- TASK OBJECTIVE: Give only the number of lines that hold the word "maintain".

- STORED RECORDS:

━━━

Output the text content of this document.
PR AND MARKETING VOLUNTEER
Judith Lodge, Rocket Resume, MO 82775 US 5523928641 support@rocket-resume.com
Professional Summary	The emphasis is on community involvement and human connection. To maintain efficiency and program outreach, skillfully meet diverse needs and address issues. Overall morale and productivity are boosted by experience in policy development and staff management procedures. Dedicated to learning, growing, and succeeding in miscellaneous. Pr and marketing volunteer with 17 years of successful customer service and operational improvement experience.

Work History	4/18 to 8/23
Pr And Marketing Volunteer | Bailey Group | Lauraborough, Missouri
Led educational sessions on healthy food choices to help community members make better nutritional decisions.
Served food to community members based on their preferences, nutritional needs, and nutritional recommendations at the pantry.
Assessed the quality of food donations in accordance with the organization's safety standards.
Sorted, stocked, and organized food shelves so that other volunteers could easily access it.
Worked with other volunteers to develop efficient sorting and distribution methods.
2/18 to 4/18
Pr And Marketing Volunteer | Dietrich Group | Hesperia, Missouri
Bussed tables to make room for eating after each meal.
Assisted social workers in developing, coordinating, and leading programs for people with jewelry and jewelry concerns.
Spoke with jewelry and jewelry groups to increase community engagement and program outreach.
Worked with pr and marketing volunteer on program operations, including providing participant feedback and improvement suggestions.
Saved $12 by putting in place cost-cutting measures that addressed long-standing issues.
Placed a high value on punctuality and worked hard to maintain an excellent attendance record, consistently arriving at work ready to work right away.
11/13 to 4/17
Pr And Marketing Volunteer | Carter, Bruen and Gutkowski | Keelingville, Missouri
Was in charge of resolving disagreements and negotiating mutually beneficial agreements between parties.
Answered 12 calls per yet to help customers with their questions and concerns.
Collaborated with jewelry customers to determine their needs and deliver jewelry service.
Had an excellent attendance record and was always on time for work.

━━━

- RESULT OF THIS EXERCISE: 2